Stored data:
--------------------

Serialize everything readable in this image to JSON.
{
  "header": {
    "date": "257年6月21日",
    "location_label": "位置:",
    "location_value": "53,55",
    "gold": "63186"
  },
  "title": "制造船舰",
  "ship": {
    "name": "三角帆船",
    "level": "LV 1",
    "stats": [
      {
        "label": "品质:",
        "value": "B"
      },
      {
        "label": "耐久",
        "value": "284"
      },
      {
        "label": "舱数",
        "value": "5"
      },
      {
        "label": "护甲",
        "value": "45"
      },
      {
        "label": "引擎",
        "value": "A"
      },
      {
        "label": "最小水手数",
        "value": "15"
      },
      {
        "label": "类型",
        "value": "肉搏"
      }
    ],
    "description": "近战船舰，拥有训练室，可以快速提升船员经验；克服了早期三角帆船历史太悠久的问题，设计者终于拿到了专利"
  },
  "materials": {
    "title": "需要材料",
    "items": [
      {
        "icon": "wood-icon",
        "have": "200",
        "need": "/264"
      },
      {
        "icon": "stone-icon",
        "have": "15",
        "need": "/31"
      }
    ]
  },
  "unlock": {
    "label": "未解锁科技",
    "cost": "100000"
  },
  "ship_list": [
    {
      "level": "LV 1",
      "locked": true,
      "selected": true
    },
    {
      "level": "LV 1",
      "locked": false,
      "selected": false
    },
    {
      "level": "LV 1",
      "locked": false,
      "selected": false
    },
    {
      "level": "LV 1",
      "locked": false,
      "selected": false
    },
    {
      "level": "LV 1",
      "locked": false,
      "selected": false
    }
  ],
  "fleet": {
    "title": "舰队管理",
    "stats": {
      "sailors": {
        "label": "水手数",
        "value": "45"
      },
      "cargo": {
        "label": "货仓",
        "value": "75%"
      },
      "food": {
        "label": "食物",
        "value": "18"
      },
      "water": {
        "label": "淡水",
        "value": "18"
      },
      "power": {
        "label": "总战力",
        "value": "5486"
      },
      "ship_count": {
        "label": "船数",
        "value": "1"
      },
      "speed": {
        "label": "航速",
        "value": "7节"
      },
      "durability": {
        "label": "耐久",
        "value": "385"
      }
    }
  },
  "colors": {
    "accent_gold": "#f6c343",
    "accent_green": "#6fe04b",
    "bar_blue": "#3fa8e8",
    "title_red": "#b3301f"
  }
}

--------------------

Type the whole listing again, unaltered.

Serialize everything readable in this image to JSON.
{
  "header": {
    "date": "257年6月21日",
    "location_label": "位置:",
    "location_value": "53,55",
    "gold": "63186"
  },
  "title": "制造船舰",
  "ship": {
    "name": "三角帆船",
    "level": "LV 1",
    "stats": [
      {
        "label": "品质:",
        "value": "B"
      },
      {
        "label": "耐久",
        "value": "284"
      },
      {
        "label": "舱数",
        "value": "5"
      },
      {
        "label": "护甲",
        "value": "45"
      },
      {
        "label": "引擎",
        "value": "A"
      },
      {
        "label": "最小水手数",
        "value": "15"
      },
      {
        "label": "类型",
        "value": "肉搏"
      }
    ],
    "description": "近战船舰，拥有训练室，可以快速提升船员经验；克服了早期三角帆船历史太悠久的问题，设计者终于拿到了专利"
  },
  "materials": {
    "title": "需要材料",
    "items": [
      {
        "icon": "wood-icon",
        "have": "200",
        "need": "/264"
      },
      {
        "icon": "stone-icon",
        "have": "15",
        "need": "/31"
      }
    ]
  },
  "unlock": {
    "label": "未解锁科技",
    "cost": "100000"
  },
  "ship_list": [
    {
      "level": "LV 1",
      "locked": true,
      "selected": true
    },
    {
      "level": "LV 1",
      "locked": false,
      "selected": false
    },
    {
      "level": "LV 1",
      "locked": false,
      "selected": false
    },
    {
      "level": "LV 1",
      "locked": false,
      "selected": false
    },
    {
      "level": "LV 1",
      "locked": false,
      "selected": false
    }
  ],
  "fleet": {
    "title": "舰队管理",
    "stats": {
      "sailors": {
        "label": "水手数",
        "value": "45"
      },
      "cargo": {
        "label": "货仓",
        "value": "75%"
      },
      "food": {
        "label": "食物",
        "value": "18"
      },
      "water": {
        "label": "淡水",
        "value": "18"
      },
      "power": {
        "label": "总战力",
        "value": "5486"
      },
      "ship_count": {
        "label": "船数",
        "value": "1"
      },
      "speed": {
        "label": "航速",
        "value": "7节"
      },
      "durability": {
        "label": "耐久",
        "value": "385"
      }
    }
  },
  "colors": {
    "accent_gold": "#f6c343",
    "accent_green": "#6fe04b",
    "bar_blue": "#3fa8e8",
    "title_red": "#b3301f"
  }
}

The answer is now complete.